> [Description of the task]: Extract every line below, verbatim.

**** Record set

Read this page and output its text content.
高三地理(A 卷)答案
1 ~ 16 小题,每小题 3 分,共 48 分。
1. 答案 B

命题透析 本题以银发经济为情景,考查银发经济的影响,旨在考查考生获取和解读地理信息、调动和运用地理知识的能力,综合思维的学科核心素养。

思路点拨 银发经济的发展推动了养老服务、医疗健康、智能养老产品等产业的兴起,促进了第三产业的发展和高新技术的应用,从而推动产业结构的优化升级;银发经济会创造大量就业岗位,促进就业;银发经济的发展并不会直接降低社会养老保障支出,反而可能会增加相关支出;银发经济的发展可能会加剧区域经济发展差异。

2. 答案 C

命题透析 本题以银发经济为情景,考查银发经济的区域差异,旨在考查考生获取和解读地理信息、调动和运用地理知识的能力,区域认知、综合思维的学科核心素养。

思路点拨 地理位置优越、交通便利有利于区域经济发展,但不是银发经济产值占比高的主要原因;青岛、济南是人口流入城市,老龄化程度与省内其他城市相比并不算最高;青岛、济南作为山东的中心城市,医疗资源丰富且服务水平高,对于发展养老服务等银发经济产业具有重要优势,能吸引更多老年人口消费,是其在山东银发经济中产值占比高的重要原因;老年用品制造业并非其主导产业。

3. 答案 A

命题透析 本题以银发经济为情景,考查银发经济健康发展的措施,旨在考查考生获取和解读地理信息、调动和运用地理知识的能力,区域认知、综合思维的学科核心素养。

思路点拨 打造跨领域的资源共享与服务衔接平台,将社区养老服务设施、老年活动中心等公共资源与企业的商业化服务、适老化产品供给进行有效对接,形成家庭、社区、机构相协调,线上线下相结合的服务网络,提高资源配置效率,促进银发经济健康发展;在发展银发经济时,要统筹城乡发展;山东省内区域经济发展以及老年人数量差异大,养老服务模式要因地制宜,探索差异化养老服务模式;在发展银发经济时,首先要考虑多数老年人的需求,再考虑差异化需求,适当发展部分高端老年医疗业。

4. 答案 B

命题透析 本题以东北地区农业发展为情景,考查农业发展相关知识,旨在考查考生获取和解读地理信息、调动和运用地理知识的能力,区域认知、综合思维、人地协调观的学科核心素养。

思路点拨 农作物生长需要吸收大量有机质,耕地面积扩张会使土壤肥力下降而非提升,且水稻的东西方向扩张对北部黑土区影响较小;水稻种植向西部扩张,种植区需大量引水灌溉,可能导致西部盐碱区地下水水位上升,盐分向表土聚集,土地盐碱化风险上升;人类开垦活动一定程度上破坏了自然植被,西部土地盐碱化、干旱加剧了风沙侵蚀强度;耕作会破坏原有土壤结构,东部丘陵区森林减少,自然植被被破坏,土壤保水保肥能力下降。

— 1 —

********

> [Completed task]:
Read this page and output its text content.
高三地理(A 卷)答案
1 ~ 16 小题,每小题 3 分,共 48 分。
1. 答案 B

命题透析 本题以银发经济为情景,考查银发经济的影响,旨在考查考生获取和解读地理信息、调动和运用地理知识的能力,综合思维的学科核心素养。

思路点拨 银发经济的发展推动了养老服务、医疗健康、智能养老产品等产业的兴起,促进了第三产业的发展和高新技术的应用,从而推动产业结构的优化升级;银发经济会创造大量就业岗位,促进就业;银发经济的发展并不会直接降低社会养老保障支出,反而可能会增加相关支出;银发经济的发展可能会加剧区域经济发展差异。

2. 答案 C

命题透析 本题以银发经济为情景,考查银发经济的区域差异,旨在考查考生获取和解读地理信息、调动和运用地理知识的能力,区域认知、综合思维的学科核心素养。

思路点拨 地理位置优越、交通便利有利于区域经济发展,但不是银发经济产值占比高的主要原因;青岛、济南是人口流入城市,老龄化程度与省内其他城市相比并不算最高;青岛、济南作为山东的中心城市,医疗资源丰富且服务水平高,对于发展养老服务等银发经济产业具有重要优势,能吸引更多老年人口消费,是其在山东银发经济中产值占比高的重要原因;老年用品制造业并非其主导产业。

3. 答案 A

命题透析 本题以银发经济为情景,考查银发经济健康发展的措施,旨在考查考生获取和解读地理信息、调动和运用地理知识的能力,区域认知、综合思维的学科核心素养。

思路点拨 打造跨领域的资源共享与服务衔接平台,将社区养老服务设施、老年活动中心等公共资源与企业的商业化服务、适老化产品供给进行有效对接,形成家庭、社区、机构相协调,线上线下相结合的服务网络,提高资源配置效率,促进银发经济健康发展;在发展银发经济时,要统筹城乡发展;山东省内区域经济发展以及老年人数量差异大,养老服务模式要因地制宜,探索差异化养老服务模式;在发展银发经济时,首先要考虑多数老年人的需求,再考虑差异化需求,适当发展部分高端老年医疗业。

4. 答案 B

命题透析 本题以东北地区农业发展为情景,考查农业发展相关知识,旨在考查考生获取和解读地理信息、调动和运用地理知识的能力,区域认知、综合思维、人地协调观的学科核心素养。

思路点拨 农作物生长需要吸收大量有机质,耕地面积扩张会使土壤肥力下降而非提升,且水稻的东西方向扩张对北部黑土区影响较小;水稻种植向西部扩张,种植区需大量引水灌溉,可能导致西部盐碱区地下水水位上升,盐分向表土聚集,土地盐碱化风险上升;人类开垦活动一定程度上破坏了自然植被,西部土地盐碱化、干旱加剧了风沙侵蚀强度;耕作会破坏原有土壤结构,东部丘陵区森林减少,自然植被被破坏,土壤保水保肥能力下降。

— 1 —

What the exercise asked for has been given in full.